What the task requires — Below are entries. Pull out all lines containing "panel".

Material provided —
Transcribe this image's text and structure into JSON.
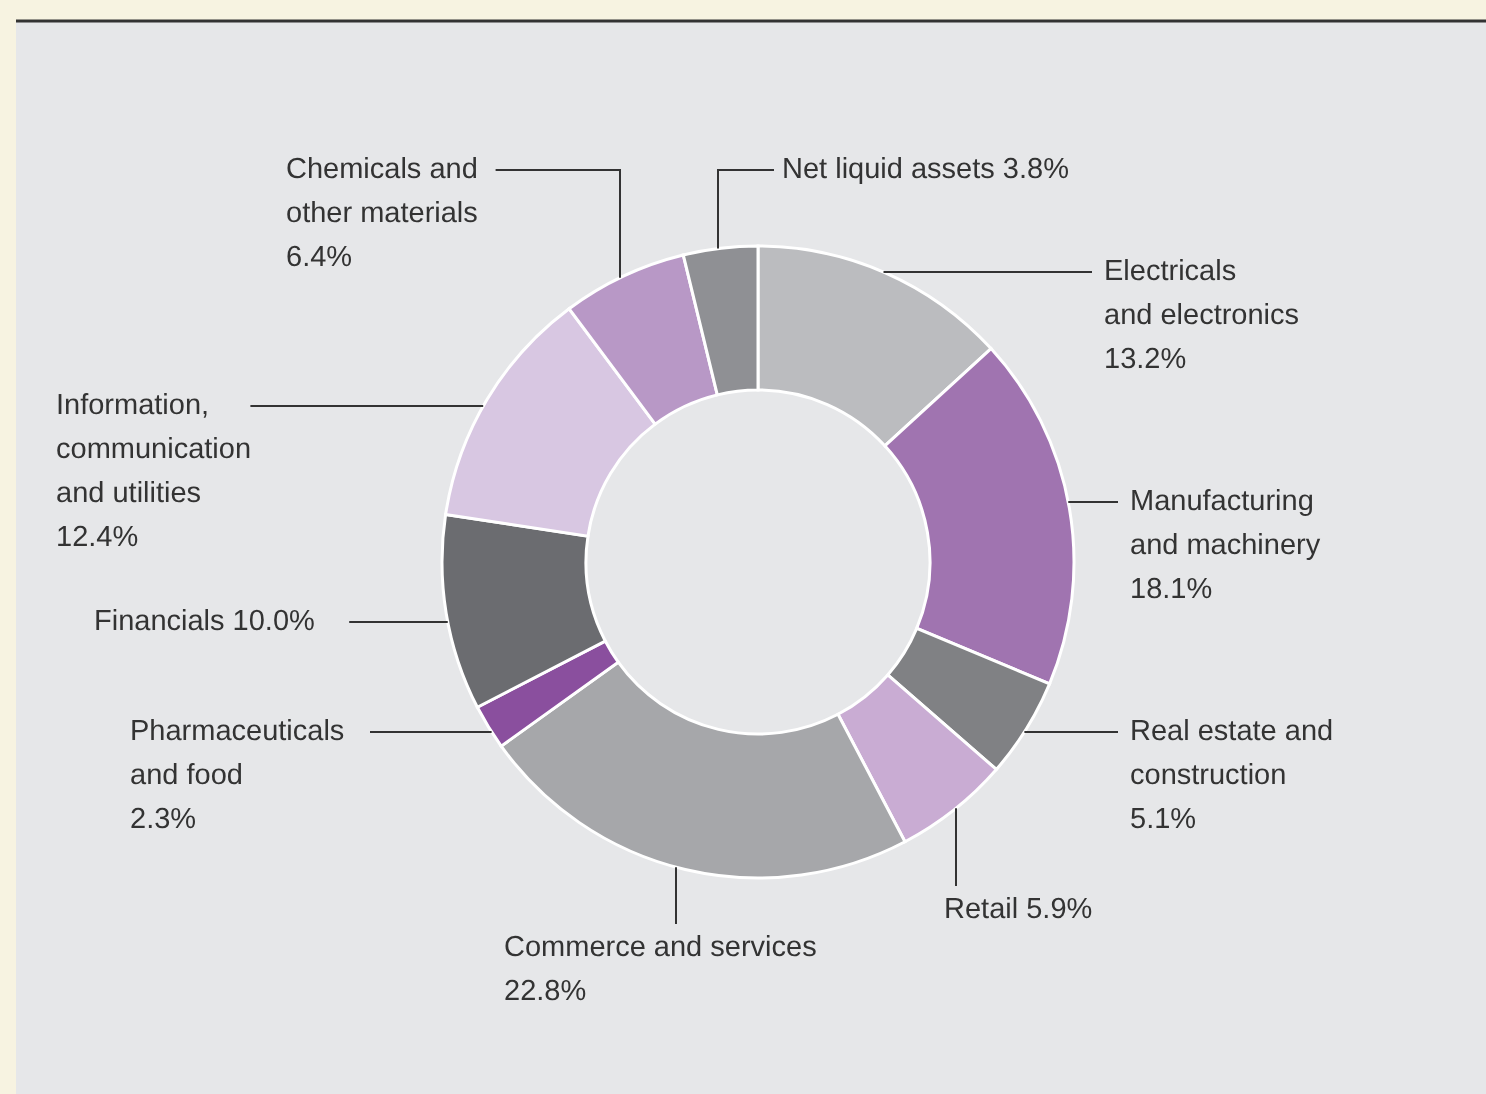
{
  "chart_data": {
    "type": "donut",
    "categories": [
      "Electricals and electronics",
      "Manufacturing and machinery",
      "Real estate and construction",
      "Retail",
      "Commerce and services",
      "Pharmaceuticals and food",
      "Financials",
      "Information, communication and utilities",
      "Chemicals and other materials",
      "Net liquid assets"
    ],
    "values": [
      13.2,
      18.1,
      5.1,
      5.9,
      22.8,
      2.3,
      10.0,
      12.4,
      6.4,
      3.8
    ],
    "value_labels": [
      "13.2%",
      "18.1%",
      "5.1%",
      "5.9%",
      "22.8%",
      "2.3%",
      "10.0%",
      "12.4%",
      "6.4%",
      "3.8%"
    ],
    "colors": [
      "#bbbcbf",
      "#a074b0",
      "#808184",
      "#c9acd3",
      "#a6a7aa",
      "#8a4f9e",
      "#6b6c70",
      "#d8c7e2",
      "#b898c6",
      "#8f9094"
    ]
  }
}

---

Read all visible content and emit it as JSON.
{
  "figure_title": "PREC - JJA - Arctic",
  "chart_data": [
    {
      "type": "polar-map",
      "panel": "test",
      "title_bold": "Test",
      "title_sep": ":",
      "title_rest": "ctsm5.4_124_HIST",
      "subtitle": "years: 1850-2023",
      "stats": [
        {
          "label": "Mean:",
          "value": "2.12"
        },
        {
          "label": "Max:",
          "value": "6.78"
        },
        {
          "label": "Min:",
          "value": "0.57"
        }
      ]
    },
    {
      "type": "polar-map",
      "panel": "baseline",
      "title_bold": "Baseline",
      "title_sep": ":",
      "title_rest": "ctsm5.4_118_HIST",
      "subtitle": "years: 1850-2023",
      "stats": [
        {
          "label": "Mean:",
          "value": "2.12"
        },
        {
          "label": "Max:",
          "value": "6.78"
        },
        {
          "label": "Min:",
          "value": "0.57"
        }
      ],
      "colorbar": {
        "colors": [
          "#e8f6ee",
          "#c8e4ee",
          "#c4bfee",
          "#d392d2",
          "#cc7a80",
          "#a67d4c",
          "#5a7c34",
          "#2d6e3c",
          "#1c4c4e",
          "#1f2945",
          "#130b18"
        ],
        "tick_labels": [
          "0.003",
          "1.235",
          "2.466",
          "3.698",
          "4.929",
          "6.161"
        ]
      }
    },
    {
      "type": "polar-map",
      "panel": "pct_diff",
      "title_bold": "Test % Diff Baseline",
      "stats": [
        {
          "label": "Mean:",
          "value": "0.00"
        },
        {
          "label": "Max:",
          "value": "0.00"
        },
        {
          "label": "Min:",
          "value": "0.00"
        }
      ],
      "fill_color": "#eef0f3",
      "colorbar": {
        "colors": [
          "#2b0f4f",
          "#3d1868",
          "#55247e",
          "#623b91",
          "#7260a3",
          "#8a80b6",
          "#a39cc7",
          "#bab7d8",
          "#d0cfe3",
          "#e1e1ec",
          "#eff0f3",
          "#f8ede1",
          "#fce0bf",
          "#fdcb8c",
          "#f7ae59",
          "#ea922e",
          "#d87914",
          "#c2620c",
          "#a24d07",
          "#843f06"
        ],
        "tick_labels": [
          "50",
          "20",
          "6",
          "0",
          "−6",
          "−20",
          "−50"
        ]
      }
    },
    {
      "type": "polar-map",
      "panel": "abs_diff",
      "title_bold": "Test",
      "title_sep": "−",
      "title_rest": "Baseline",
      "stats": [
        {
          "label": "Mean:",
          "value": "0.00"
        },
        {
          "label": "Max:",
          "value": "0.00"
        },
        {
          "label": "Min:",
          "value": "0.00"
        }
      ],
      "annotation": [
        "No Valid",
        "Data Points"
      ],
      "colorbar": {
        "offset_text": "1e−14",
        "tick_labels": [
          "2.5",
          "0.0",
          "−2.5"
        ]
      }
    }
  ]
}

Exercise response —
      "panel": "test",
      "panel": "baseline",
      "panel": "pct_diff",
      "panel": "abs_diff",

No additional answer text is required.